INPUT
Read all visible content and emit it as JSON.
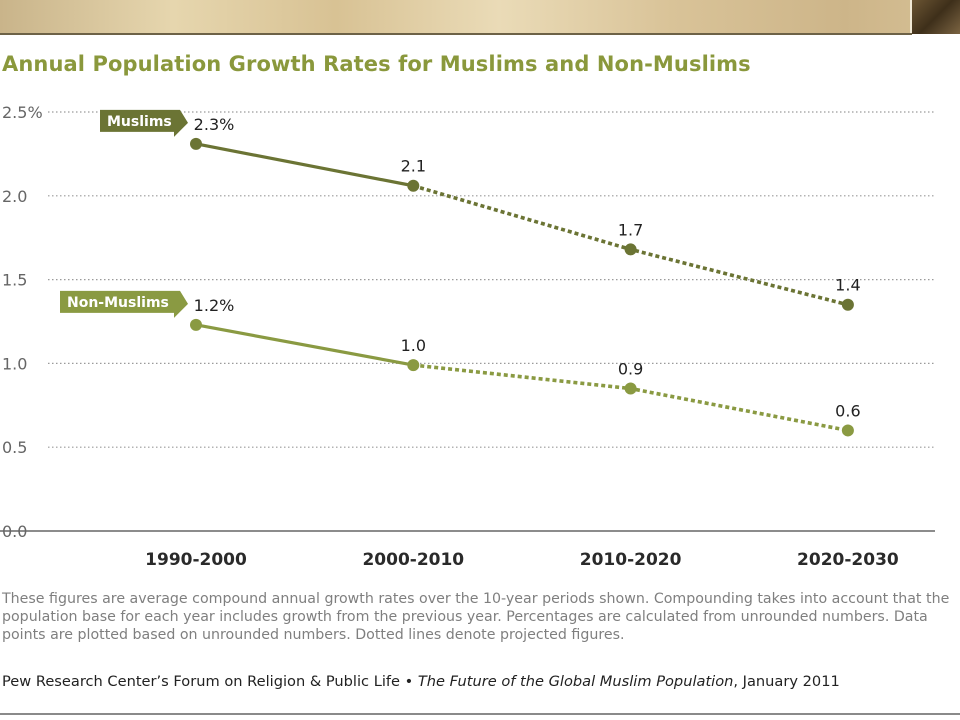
{
  "title": "Annual Population Growth Rates for Muslims and Non-Muslims",
  "note": "These figures are average compound annual growth rates over the 10-year periods shown. Compounding takes into account that the population base for each year includes growth from the previous year. Percentages are calculated from unrounded numbers. Data points are plotted based on unrounded numbers. Dotted lines denote projected figures.",
  "source": {
    "org": "Pew Research Center’s Forum on Religion & Public Life • ",
    "report": "The Future of the Global Muslim Population",
    "date": ", January 2011"
  },
  "chart_data": {
    "type": "line",
    "categories": [
      "1990-2000",
      "2000-2010",
      "2010-2020",
      "2020-2030"
    ],
    "y_ticks": [
      "0.0",
      "0.5",
      "1.0",
      "1.5",
      "2.0",
      "2.5%"
    ],
    "ylim": [
      0,
      2.5
    ],
    "grid": true,
    "projected_from_index": 1,
    "series": [
      {
        "name": "Muslims",
        "values": [
          2.31,
          2.06,
          1.68,
          1.35
        ],
        "labels": [
          "2.3%",
          "2.1",
          "1.7",
          "1.4"
        ],
        "color": "#6b7434"
      },
      {
        "name": "Non-Muslims",
        "values": [
          1.23,
          0.99,
          0.85,
          0.6
        ],
        "labels": [
          "1.2%",
          "1.0",
          "0.9",
          "0.6"
        ],
        "color": "#8a9a42"
      }
    ]
  }
}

WRITTEN INSTRUCTION
Repeat all the records above exactly, leaving out any pictures.

FINAL ANSWER
Read all visible content and emit it as JSON.
{
  "title": "Annual Population Growth Rates for Muslims and Non-Muslims",
  "note": "These figures are average compound annual growth rates over the 10-year periods shown. Compounding takes into account that the population base for each year includes growth from the previous year. Percentages are calculated from unrounded numbers. Data points are plotted based on unrounded numbers. Dotted lines denote projected figures.",
  "source": {
    "org": "Pew Research Center’s Forum on Religion & Public Life • ",
    "report": "The Future of the Global Muslim Population",
    "date": ", January 2011"
  },
  "chart_data": {
    "type": "line",
    "categories": [
      "1990-2000",
      "2000-2010",
      "2010-2020",
      "2020-2030"
    ],
    "y_ticks": [
      "0.0",
      "0.5",
      "1.0",
      "1.5",
      "2.0",
      "2.5%"
    ],
    "ylim": [
      0,
      2.5
    ],
    "grid": true,
    "projected_from_index": 1,
    "series": [
      {
        "name": "Muslims",
        "values": [
          2.31,
          2.06,
          1.68,
          1.35
        ],
        "labels": [
          "2.3%",
          "2.1",
          "1.7",
          "1.4"
        ],
        "color": "#6b7434"
      },
      {
        "name": "Non-Muslims",
        "values": [
          1.23,
          0.99,
          0.85,
          0.6
        ],
        "labels": [
          "1.2%",
          "1.0",
          "0.9",
          "0.6"
        ],
        "color": "#8a9a42"
      }
    ]
  }
}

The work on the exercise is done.